EXERCISE
Filter the entries that follow, copying every line in which the word "accent" appears.

A block of data
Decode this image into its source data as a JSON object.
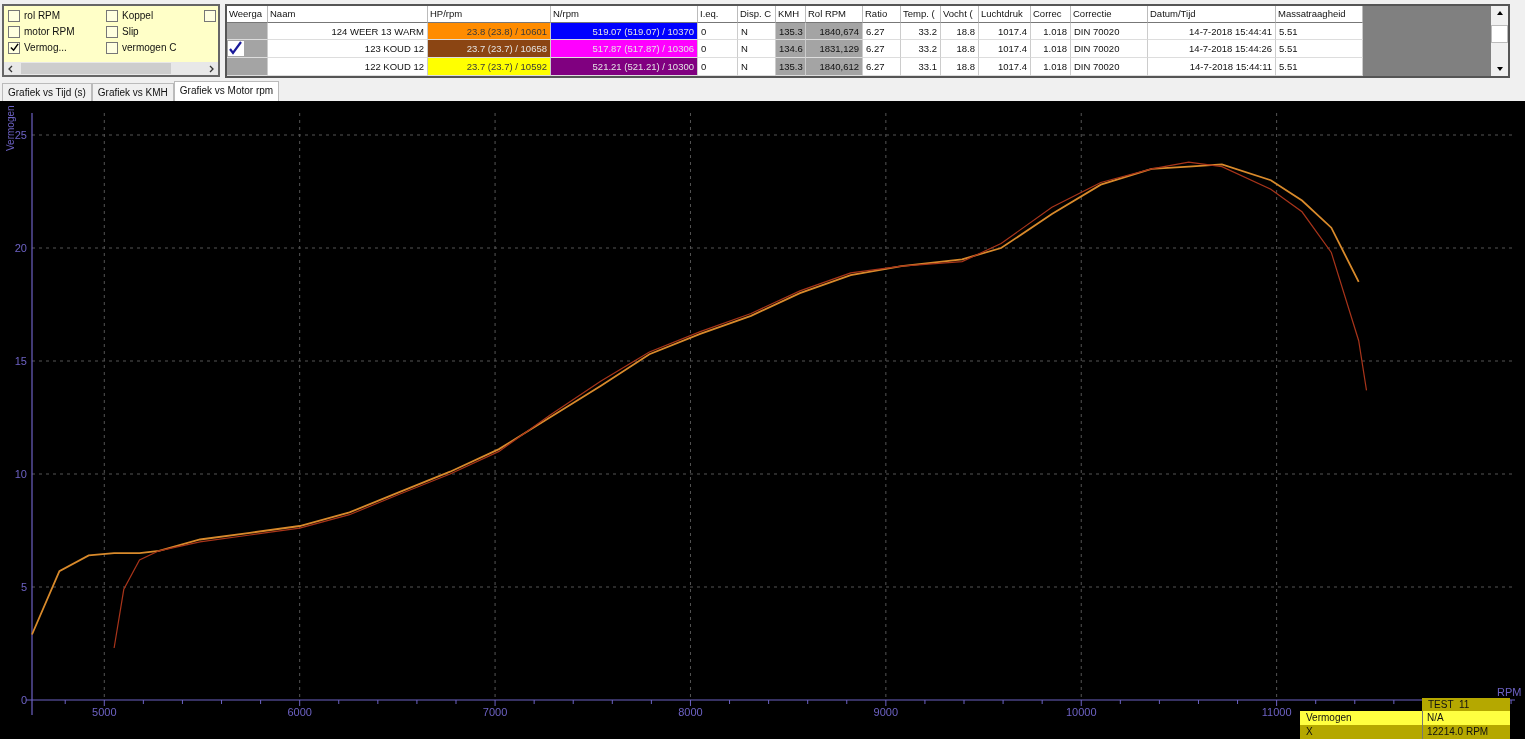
{
  "curve_panel": {
    "columns": [
      [
        {
          "label": "rol RPM",
          "checked": false
        },
        {
          "label": "motor RPM",
          "checked": false
        },
        {
          "label": "Vermog...",
          "checked": true
        }
      ],
      [
        {
          "label": "Koppel",
          "checked": false
        },
        {
          "label": "Slip",
          "checked": false
        },
        {
          "label": "vermogen C",
          "checked": false
        }
      ],
      [
        {
          "checked": false
        }
      ]
    ]
  },
  "runs_table": {
    "columns": [
      "Weerga",
      "Naam",
      "HP/rpm",
      "N/rpm",
      "I.eq.",
      "Disp. C",
      "KMH",
      "Rol RPM",
      "Ratio",
      "Temp. (",
      "Vocht (",
      "Luchtdruk",
      "Correc",
      "Correctie",
      "Datum/Tijd",
      "Massatraagheid"
    ],
    "rows": [
      {
        "checked": false,
        "naam": "124 WEER 13 WARM",
        "hp": {
          "text": "23.8 (23.8) / 10601",
          "color": "#ff8c00"
        },
        "nrpm": {
          "text": "519.07 (519.07) / 10370",
          "color": "#0000ff"
        },
        "ieq": "0",
        "disp": "N",
        "kmh": "135.3",
        "rol_rpm": "1840,674",
        "ratio": "6.27",
        "temp": "33.2",
        "vocht": "18.8",
        "luchtdruk": "1017.4",
        "correc": "1.018",
        "correctie": "DIN 70020",
        "datum": "14-7-2018 15:44:41",
        "massa": "5.51"
      },
      {
        "checked": true,
        "naam": "123 KOUD 12",
        "hp": {
          "text": "23.7 (23.7) / 10658",
          "color": "#8b4513"
        },
        "nrpm": {
          "text": "517.87 (517.87) / 10306",
          "color": "#ff00ff"
        },
        "ieq": "0",
        "disp": "N",
        "kmh": "134.6",
        "rol_rpm": "1831,129",
        "ratio": "6.27",
        "temp": "33.2",
        "vocht": "18.8",
        "luchtdruk": "1017.4",
        "correc": "1.018",
        "correctie": "DIN 70020",
        "datum": "14-7-2018 15:44:26",
        "massa": "5.51"
      },
      {
        "checked": false,
        "naam": "122 KOUD 12",
        "hp": {
          "text": "23.7 (23.7) / 10592",
          "color": "#ffff00"
        },
        "nrpm": {
          "text": "521.21 (521.21) / 10300",
          "color": "#800080"
        },
        "ieq": "0",
        "disp": "N",
        "kmh": "135.3",
        "rol_rpm": "1840,612",
        "ratio": "6.27",
        "temp": "33.1",
        "vocht": "18.8",
        "luchtdruk": "1017.4",
        "correc": "1.018",
        "correctie": "DIN 70020",
        "datum": "14-7-2018 15:44:11",
        "massa": "5.51"
      }
    ]
  },
  "tabs": [
    {
      "label": "Grafiek vs Tijd (s)",
      "selected": false
    },
    {
      "label": "Grafiek vs KMH",
      "selected": false
    },
    {
      "label": "Grafiek vs Motor rpm",
      "selected": true
    }
  ],
  "chart_data": {
    "type": "line",
    "grid": true,
    "xlabel": "RPM",
    "ylabel": "Vermogen",
    "xlim": [
      4630,
      12220
    ],
    "ylim": [
      0,
      26
    ],
    "xticks": [
      5000,
      6000,
      7000,
      8000,
      9000,
      10000,
      11000
    ],
    "yticks": [
      0,
      5,
      10,
      15,
      20,
      25
    ],
    "x": [
      4630,
      4770,
      4920,
      5050,
      5100,
      5180,
      5280,
      5490,
      5745,
      6000,
      6255,
      6510,
      6770,
      7020,
      7280,
      7540,
      7790,
      8050,
      8310,
      8560,
      8820,
      9080,
      9390,
      9590,
      9850,
      10100,
      10360,
      10550,
      10720,
      10970,
      11130,
      11280,
      11420,
      11460
    ],
    "series": [
      {
        "color": "#d98a2b",
        "values": [
          2.9,
          5.7,
          6.4,
          6.5,
          6.5,
          6.5,
          6.6,
          7.1,
          7.4,
          7.7,
          8.3,
          9.2,
          10.1,
          11.1,
          12.5,
          13.9,
          15.3,
          16.2,
          17.0,
          18.0,
          18.8,
          19.2,
          19.5,
          20.0,
          21.5,
          22.8,
          23.5,
          23.6,
          23.7,
          23.0,
          22.1,
          20.9,
          18.5,
          null
        ]
      },
      {
        "color": "#a8341a",
        "values": [
          null,
          null,
          null,
          2.3,
          4.9,
          6.2,
          6.6,
          7.0,
          7.3,
          7.6,
          8.2,
          9.1,
          10.0,
          11.0,
          12.6,
          14.1,
          15.4,
          16.3,
          17.1,
          18.1,
          18.9,
          19.2,
          19.4,
          20.2,
          21.8,
          22.9,
          23.5,
          23.8,
          23.6,
          22.6,
          21.6,
          19.8,
          15.9,
          13.7
        ]
      }
    ]
  },
  "cursor_box": {
    "title": "TEST  11",
    "rows": [
      {
        "label": "Vermogen",
        "value": "N/A",
        "kind": "highlight"
      },
      {
        "label": "X",
        "value": "12214.0 RPM",
        "kind": "plain"
      }
    ]
  }
}
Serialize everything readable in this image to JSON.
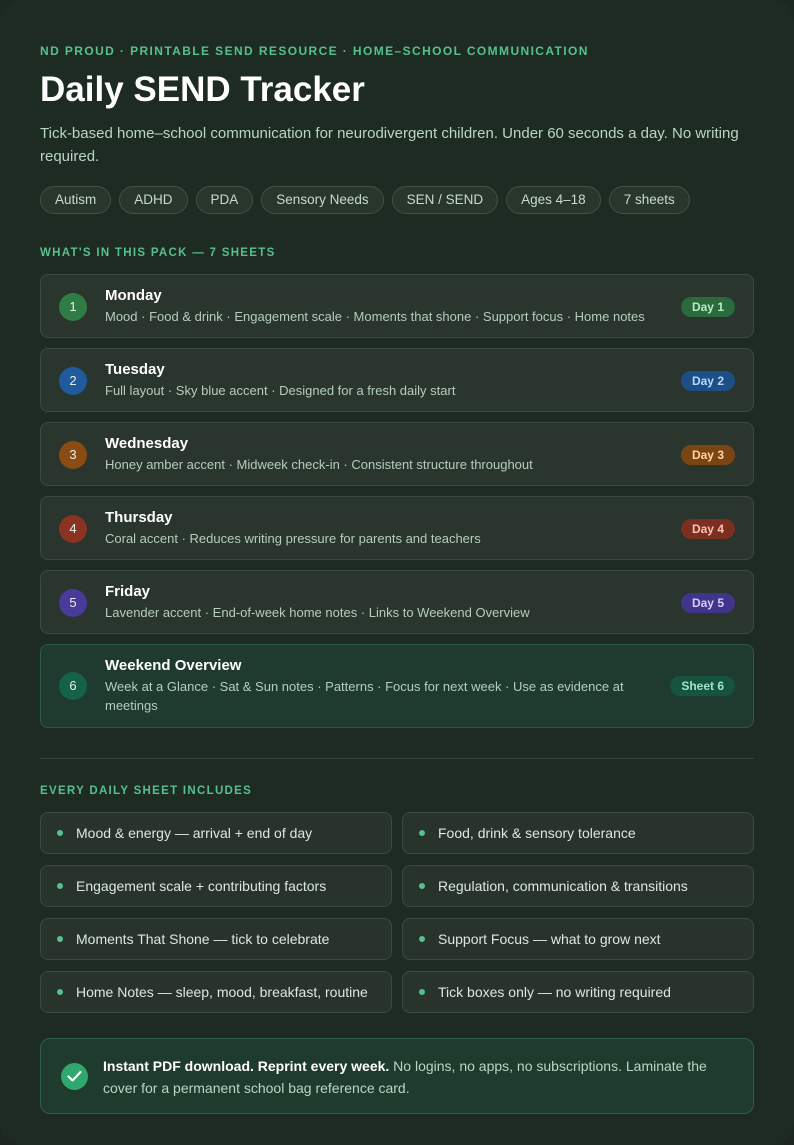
{
  "header": {
    "eyebrow": "ND PROUD · PRINTABLE SEND RESOURCE · HOME–SCHOOL COMMUNICATION",
    "title": "Daily SEND Tracker",
    "subtitle": "Tick-based home–school communication for neurodivergent children. Under 60 seconds a day. No writing required."
  },
  "tags": [
    "Autism",
    "ADHD",
    "PDA",
    "Sensory Needs",
    "SEN / SEND",
    "Ages 4–18",
    "7 sheets"
  ],
  "pack": {
    "label": "WHAT'S IN THIS PACK — 7 SHEETS",
    "items": [
      {
        "num": "1",
        "name": "Monday",
        "desc": "Mood · Food & drink · Engagement scale · Moments that shone · Support focus · Home notes",
        "badge": "Day 1",
        "accent": "#2f7d45",
        "badge_bg": "#2a6a3c",
        "badge_fg": "#b7ecc6"
      },
      {
        "num": "2",
        "name": "Tuesday",
        "desc": "Full layout · Sky blue accent · Designed for a fresh daily start",
        "badge": "Day 2",
        "accent": "#1f5a9e",
        "badge_bg": "#1d4f86",
        "badge_fg": "#b8d8ff"
      },
      {
        "num": "3",
        "name": "Wednesday",
        "desc": "Honey amber accent · Midweek check-in · Consistent structure throughout",
        "badge": "Day 3",
        "accent": "#8a4c12",
        "badge_bg": "#7a4512",
        "badge_fg": "#ffd3a0"
      },
      {
        "num": "4",
        "name": "Thursday",
        "desc": "Coral accent · Reduces writing pressure for parents and teachers",
        "badge": "Day 4",
        "accent": "#8a3322",
        "badge_bg": "#7c2e20",
        "badge_fg": "#ffc1b3"
      },
      {
        "num": "5",
        "name": "Friday",
        "desc": "Lavender accent · End-of-week home notes · Links to Weekend Overview",
        "badge": "Day 5",
        "accent": "#4a3a9a",
        "badge_bg": "#40358a",
        "badge_fg": "#d4ccff"
      },
      {
        "num": "6",
        "name": "Weekend Overview",
        "desc": "Week at a Glance · Sat & Sun notes · Patterns · Focus for next week · Use as evidence at meetings",
        "badge": "Sheet 6",
        "accent": "#15614a",
        "badge_bg": "#16543f",
        "badge_fg": "#9fe6c8"
      }
    ]
  },
  "features": {
    "label": "EVERY DAILY SHEET INCLUDES",
    "items": [
      "Mood & energy — arrival + end of day",
      "Food, drink & sensory tolerance",
      "Engagement scale + contributing factors",
      "Regulation, communication & transitions",
      "Moments That Shone — tick to celebrate",
      "Support Focus — what to grow next",
      "Home Notes — sleep, mood, breakfast, routine",
      "Tick boxes only — no writing required"
    ]
  },
  "footer": {
    "strong": "Instant PDF download. Reprint every week.",
    "text": " No logins, no apps, no subscriptions. Laminate the cover for a permanent school bag reference card."
  },
  "colors": {
    "accent": "#56c08e",
    "background": "#1e2b22"
  }
}
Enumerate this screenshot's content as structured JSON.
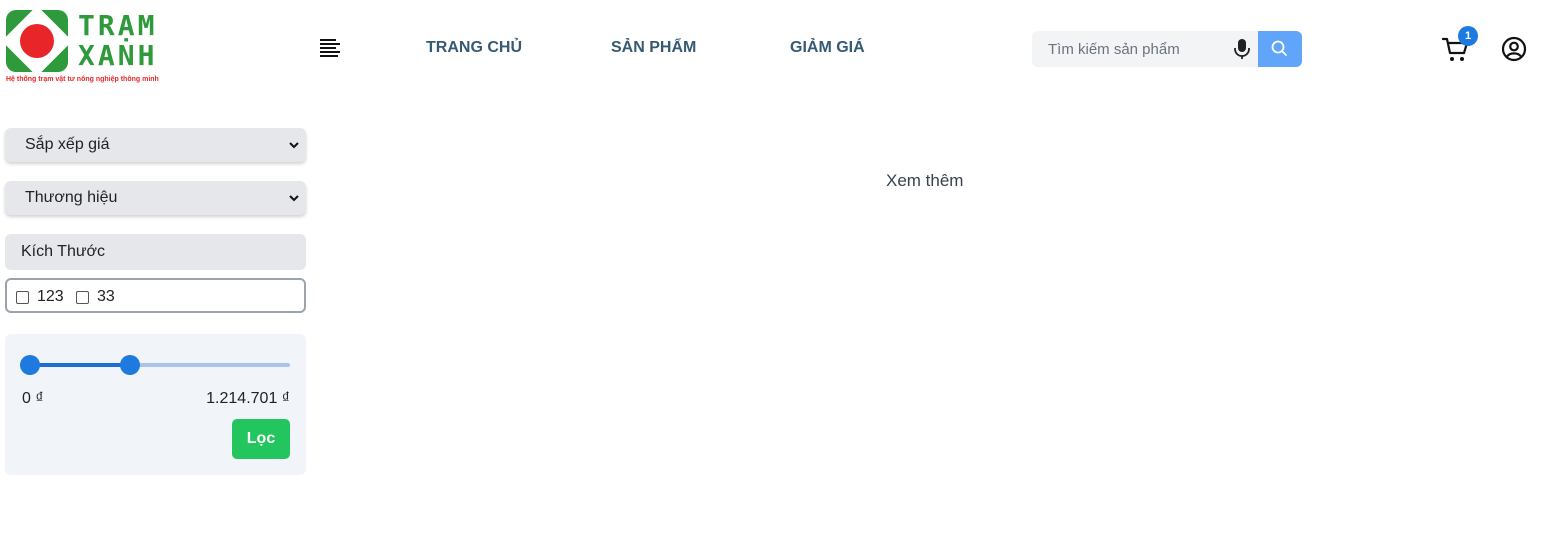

WRITTEN RESPONSE
        "accent": "#2f7d45",
        "desc": "Full layout · Sky blue accent · Designed for a fresh daily start",
        "accent": "#1f5a9e",
        "desc": "Honey amber accent · Midweek check-in · Consistent structure throughout",
        "accent": "#8a4c12",
        "desc": "Coral accent · Reduces writing pressure for parents and teachers",
        "accent": "#8a3322",
        "desc": "Lavender accent · End-of-week home notes · Links to Weekend Overview",
        "accent": "#4a3a9a",
        "accent": "#15614a",
    "accent": "#56c08e",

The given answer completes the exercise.